**Exercise requirements:**
Transcribe all of the records precisely as they are presented.

**Extracted records:**
^^^^^^^^^^^^^^^^
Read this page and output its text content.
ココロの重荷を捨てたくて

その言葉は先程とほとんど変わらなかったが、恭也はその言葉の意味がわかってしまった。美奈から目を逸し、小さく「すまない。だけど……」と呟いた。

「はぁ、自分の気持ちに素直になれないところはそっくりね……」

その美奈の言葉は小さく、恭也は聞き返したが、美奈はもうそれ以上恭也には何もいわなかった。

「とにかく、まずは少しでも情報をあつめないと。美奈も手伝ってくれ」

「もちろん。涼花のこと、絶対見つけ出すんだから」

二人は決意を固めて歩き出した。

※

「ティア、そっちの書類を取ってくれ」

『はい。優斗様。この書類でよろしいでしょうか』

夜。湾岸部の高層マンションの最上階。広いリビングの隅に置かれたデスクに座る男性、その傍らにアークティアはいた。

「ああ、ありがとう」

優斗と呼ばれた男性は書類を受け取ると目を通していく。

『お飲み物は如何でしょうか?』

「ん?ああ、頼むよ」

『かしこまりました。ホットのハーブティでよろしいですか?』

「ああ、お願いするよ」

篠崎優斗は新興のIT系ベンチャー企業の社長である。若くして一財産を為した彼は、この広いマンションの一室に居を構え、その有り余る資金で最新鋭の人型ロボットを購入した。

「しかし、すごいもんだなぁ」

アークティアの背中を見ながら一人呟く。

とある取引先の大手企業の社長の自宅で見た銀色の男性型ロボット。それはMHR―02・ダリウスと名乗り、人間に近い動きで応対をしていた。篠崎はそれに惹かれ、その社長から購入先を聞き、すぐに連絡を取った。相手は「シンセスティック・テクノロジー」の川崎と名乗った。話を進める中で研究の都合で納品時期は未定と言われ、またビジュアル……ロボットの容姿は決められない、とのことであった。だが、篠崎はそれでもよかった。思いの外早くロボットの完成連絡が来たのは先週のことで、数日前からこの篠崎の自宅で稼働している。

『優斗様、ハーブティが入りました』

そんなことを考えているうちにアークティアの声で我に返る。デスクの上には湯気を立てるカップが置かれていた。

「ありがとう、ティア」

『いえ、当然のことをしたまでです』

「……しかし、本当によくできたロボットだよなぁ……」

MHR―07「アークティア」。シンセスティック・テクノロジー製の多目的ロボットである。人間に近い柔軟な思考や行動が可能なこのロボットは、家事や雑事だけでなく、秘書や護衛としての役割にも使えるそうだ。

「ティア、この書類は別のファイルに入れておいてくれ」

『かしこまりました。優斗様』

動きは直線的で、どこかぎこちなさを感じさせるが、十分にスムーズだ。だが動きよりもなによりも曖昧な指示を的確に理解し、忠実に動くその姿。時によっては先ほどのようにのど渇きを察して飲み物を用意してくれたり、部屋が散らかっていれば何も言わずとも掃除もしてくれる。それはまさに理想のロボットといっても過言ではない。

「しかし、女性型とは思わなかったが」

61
^^^^^^^^^^^^^^^^
**Task solution:**
Read this page and output its text content.
ココロの重荷を捨てたくて

その言葉は先程とほとんど変わらなかったが、恭也はその言葉の意味がわかってしまった。美奈から目を逸し、小さく「すまない。だけど……」と呟いた。

「はぁ、自分の気持ちに素直になれないところはそっくりね……」

その美奈の言葉は小さく、恭也は聞き返したが、美奈はもうそれ以上恭也には何もいわなかった。

「とにかく、まずは少しでも情報をあつめないと。美奈も手伝ってくれ」

「もちろん。涼花のこと、絶対見つけ出すんだから」

二人は決意を固めて歩き出した。

※

「ティア、そっちの書類を取ってくれ」

『はい。優斗様。この書類でよろしいでしょうか』

夜。湾岸部の高層マンションの最上階。広いリビングの隅に置かれたデスクに座る男性、その傍らにアークティアはいた。

「ああ、ありがとう」

優斗と呼ばれた男性は書類を受け取ると目を通していく。

『お飲み物は如何でしょうか?』

「ん?ああ、頼むよ」

『かしこまりました。ホットのハーブティでよろしいですか?』

「ああ、お願いするよ」

篠崎優斗は新興のIT系ベンチャー企業の社長である。若くして一財産を為した彼は、この広いマンションの一室に居を構え、その有り余る資金で最新鋭の人型ロボットを購入した。

「しかし、すごいもんだなぁ」

アークティアの背中を見ながら一人呟く。

とある取引先の大手企業の社長の自宅で見た銀色の男性型ロボット。それはMHR―02・ダリウスと名乗り、人間に近い動きで応対をしていた。篠崎はそれに惹かれ、その社長から購入先を聞き、すぐに連絡を取った。相手は「シンセスティック・テクノロジー」の川崎と名乗った。話を進める中で研究の都合で納品時期は未定と言われ、またビジュアル……ロボットの容姿は決められない、とのことであった。だが、篠崎はそれでもよかった。思いの外早くロボットの完成連絡が来たのは先週のことで、数日前からこの篠崎の自宅で稼働している。

『優斗様、ハーブティが入りました』

そんなことを考えているうちにアークティアの声で我に返る。デスクの上には湯気を立てるカップが置かれていた。

「ありがとう、ティア」

『いえ、当然のことをしたまでです』

「……しかし、本当によくできたロボットだよなぁ……」

MHR―07「アークティア」。シンセスティック・テクノロジー製の多目的ロボットである。人間に近い柔軟な思考や行動が可能なこのロボットは、家事や雑事だけでなく、秘書や護衛としての役割にも使えるそうだ。

「ティア、この書類は別のファイルに入れておいてくれ」

『かしこまりました。優斗様』

動きは直線的で、どこかぎこちなさを感じさせるが、十分にスムーズだ。だが動きよりもなによりも曖昧な指示を的確に理解し、忠実に動くその姿。時によっては先ほどのようにのど渇きを察して飲み物を用意してくれたり、部屋が散らかっていれば何も言わずとも掃除もしてくれる。それはまさに理想のロボットといっても過言ではない。

「しかし、女性型とは思わなかったが」

61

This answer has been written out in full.